--- START ---

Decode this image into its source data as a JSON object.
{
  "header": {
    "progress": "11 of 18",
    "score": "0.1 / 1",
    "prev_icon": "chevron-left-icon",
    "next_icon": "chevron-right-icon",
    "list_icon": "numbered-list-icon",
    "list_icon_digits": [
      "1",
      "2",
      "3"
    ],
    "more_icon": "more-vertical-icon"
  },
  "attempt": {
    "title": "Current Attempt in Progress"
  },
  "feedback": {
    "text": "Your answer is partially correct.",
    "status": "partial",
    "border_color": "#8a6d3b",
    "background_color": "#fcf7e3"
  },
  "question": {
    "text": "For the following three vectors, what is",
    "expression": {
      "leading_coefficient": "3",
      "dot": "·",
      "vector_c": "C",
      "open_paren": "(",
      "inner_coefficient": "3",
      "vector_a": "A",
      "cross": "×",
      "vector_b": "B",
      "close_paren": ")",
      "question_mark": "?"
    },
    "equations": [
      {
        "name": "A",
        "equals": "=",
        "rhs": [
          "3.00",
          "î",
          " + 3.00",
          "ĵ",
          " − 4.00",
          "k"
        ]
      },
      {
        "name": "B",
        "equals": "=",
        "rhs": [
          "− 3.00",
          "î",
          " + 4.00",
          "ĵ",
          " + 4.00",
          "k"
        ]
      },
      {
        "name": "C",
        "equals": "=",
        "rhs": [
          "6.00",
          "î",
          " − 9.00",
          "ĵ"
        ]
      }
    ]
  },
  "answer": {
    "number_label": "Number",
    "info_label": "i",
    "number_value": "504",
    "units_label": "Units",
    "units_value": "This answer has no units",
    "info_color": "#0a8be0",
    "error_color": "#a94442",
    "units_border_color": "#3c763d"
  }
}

--- END ---

Return all the data above once more, precisely as given.

Decode this image into its source data as a JSON object.
{
  "header": {
    "progress": "11 of 18",
    "score": "0.1 / 1",
    "prev_icon": "chevron-left-icon",
    "next_icon": "chevron-right-icon",
    "list_icon": "numbered-list-icon",
    "list_icon_digits": [
      "1",
      "2",
      "3"
    ],
    "more_icon": "more-vertical-icon"
  },
  "attempt": {
    "title": "Current Attempt in Progress"
  },
  "feedback": {
    "text": "Your answer is partially correct.",
    "status": "partial",
    "border_color": "#8a6d3b",
    "background_color": "#fcf7e3"
  },
  "question": {
    "text": "For the following three vectors, what is",
    "expression": {
      "leading_coefficient": "3",
      "dot": "·",
      "vector_c": "C",
      "open_paren": "(",
      "inner_coefficient": "3",
      "vector_a": "A",
      "cross": "×",
      "vector_b": "B",
      "close_paren": ")",
      "question_mark": "?"
    },
    "equations": [
      {
        "name": "A",
        "equals": "=",
        "rhs": [
          "3.00",
          "î",
          " + 3.00",
          "ĵ",
          " − 4.00",
          "k"
        ]
      },
      {
        "name": "B",
        "equals": "=",
        "rhs": [
          "− 3.00",
          "î",
          " + 4.00",
          "ĵ",
          " + 4.00",
          "k"
        ]
      },
      {
        "name": "C",
        "equals": "=",
        "rhs": [
          "6.00",
          "î",
          " − 9.00",
          "ĵ"
        ]
      }
    ]
  },
  "answer": {
    "number_label": "Number",
    "info_label": "i",
    "number_value": "504",
    "units_label": "Units",
    "units_value": "This answer has no units",
    "info_color": "#0a8be0",
    "error_color": "#a94442",
    "units_border_color": "#3c763d"
  }
}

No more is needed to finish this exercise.